Work required => Lift out each line of the data that holds "diphtheria".

+++++

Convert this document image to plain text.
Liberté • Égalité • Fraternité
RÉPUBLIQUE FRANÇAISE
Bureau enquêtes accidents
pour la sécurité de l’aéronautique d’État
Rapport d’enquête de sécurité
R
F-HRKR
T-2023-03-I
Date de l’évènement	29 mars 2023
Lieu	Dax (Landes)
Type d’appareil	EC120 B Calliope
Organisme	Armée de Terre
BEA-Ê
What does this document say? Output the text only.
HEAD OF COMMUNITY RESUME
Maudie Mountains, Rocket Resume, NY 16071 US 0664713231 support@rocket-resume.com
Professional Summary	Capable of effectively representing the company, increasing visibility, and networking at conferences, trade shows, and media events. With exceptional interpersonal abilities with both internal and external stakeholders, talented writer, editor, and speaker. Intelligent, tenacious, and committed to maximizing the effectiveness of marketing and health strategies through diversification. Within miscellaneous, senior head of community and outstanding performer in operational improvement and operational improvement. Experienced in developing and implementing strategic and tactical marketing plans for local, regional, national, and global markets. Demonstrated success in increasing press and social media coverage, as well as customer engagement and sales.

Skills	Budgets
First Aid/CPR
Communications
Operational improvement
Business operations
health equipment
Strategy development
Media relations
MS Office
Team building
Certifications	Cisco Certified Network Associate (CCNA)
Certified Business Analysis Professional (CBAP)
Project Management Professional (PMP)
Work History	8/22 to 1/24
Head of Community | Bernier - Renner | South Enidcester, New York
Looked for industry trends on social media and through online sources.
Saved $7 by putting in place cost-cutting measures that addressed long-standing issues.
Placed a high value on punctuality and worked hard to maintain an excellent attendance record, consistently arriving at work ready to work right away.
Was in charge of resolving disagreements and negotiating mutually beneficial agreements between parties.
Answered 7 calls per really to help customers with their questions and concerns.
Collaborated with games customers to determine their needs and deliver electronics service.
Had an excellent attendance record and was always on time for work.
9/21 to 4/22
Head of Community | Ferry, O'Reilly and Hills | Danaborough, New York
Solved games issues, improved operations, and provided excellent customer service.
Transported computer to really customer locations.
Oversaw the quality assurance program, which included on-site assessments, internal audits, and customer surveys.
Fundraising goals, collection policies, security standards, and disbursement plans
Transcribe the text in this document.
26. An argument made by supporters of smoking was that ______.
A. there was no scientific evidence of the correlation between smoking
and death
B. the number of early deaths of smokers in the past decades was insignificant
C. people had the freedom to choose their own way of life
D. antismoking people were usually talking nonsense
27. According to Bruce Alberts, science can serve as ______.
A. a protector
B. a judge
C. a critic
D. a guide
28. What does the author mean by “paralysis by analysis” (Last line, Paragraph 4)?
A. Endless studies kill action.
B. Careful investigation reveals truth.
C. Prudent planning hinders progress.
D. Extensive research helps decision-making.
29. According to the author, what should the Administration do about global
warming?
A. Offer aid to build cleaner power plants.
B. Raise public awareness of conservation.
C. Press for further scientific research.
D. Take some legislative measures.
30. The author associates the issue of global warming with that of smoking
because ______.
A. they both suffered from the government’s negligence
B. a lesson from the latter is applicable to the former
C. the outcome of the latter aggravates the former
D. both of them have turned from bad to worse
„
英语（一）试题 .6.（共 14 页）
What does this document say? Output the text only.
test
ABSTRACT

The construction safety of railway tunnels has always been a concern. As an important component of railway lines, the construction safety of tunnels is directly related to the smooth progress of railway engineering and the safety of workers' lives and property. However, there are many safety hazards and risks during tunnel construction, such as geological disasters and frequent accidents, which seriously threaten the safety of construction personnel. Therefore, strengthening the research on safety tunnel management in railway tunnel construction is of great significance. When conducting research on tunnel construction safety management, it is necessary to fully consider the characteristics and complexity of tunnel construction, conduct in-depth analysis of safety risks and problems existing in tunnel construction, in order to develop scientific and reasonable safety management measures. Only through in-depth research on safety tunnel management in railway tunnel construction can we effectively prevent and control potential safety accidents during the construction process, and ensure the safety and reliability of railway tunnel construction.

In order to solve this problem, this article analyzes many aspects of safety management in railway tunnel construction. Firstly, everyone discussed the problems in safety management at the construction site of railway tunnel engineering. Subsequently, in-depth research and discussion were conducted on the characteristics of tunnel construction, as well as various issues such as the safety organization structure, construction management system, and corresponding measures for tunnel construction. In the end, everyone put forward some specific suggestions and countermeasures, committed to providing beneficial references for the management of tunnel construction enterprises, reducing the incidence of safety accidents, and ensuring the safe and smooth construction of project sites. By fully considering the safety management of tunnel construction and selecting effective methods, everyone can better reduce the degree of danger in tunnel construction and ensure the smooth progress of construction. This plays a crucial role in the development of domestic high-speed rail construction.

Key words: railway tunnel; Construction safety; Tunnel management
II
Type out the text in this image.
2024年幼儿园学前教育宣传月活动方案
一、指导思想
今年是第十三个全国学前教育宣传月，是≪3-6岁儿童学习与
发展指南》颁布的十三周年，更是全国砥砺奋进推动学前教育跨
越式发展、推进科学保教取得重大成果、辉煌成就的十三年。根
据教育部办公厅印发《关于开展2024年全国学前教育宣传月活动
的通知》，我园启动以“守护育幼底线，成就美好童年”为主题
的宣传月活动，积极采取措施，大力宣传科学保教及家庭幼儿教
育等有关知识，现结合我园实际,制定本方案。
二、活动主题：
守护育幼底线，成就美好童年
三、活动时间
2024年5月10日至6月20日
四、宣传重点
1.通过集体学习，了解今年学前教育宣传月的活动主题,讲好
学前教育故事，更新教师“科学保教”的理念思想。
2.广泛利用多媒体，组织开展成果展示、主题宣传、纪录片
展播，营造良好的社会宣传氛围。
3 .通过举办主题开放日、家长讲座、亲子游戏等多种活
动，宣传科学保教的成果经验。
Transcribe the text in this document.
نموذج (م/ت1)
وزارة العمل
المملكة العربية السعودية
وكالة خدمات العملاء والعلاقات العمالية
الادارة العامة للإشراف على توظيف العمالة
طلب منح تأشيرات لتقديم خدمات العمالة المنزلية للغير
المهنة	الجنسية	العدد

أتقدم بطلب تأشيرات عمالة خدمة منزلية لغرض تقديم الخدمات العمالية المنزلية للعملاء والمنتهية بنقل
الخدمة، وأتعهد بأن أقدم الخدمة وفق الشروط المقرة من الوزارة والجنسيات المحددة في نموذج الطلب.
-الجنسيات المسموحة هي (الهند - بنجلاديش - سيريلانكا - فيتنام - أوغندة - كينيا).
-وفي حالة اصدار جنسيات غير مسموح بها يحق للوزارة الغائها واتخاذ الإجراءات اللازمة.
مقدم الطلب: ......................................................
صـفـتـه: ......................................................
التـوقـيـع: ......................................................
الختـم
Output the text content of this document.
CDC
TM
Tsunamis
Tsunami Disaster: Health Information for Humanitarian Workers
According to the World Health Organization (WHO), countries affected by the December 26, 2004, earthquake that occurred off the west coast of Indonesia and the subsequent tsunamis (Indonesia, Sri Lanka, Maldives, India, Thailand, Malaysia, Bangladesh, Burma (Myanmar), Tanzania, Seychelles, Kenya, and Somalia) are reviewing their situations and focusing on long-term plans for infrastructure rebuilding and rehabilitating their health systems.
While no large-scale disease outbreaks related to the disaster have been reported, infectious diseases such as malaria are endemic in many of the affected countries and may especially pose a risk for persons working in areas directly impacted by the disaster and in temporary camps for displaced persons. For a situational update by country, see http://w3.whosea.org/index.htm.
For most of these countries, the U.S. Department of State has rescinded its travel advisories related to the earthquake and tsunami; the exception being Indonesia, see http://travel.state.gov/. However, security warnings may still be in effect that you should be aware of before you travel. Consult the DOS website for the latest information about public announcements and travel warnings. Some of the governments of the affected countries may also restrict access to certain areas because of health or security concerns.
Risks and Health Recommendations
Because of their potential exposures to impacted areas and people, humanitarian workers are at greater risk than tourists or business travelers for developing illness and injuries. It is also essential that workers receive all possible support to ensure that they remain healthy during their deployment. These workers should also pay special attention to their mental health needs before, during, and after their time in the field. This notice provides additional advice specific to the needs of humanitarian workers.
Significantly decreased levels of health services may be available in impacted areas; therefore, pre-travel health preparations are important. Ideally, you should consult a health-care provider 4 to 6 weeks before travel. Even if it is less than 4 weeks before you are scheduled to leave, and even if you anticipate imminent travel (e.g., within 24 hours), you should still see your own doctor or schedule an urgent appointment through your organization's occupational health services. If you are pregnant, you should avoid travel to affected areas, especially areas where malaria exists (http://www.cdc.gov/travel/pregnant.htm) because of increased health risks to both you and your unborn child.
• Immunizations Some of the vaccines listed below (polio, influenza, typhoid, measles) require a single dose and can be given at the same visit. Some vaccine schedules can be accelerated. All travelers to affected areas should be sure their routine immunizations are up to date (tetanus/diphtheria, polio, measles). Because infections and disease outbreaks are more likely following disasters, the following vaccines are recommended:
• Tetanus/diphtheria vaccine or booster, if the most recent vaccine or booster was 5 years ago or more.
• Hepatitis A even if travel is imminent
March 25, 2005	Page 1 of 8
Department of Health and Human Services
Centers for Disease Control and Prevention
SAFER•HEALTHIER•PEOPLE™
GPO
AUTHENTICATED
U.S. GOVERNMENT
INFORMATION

+++++

Reply to the task =>
• Immunizations Some of the vaccines listed below (polio, influenza, typhoid, measles) require a single dose and can be given at the same visit. Some vaccine schedules can be accelerated. All travelers to affected areas should be sure their routine immunizations are up to date (tetanus/diphtheria, polio, measles). Because infections and disease outbreaks are more likely following disasters, the following vaccines are recommended:
• Tetanus/diphtheria vaccine or booster, if the most recent vaccine or booster was 5 years ago or more.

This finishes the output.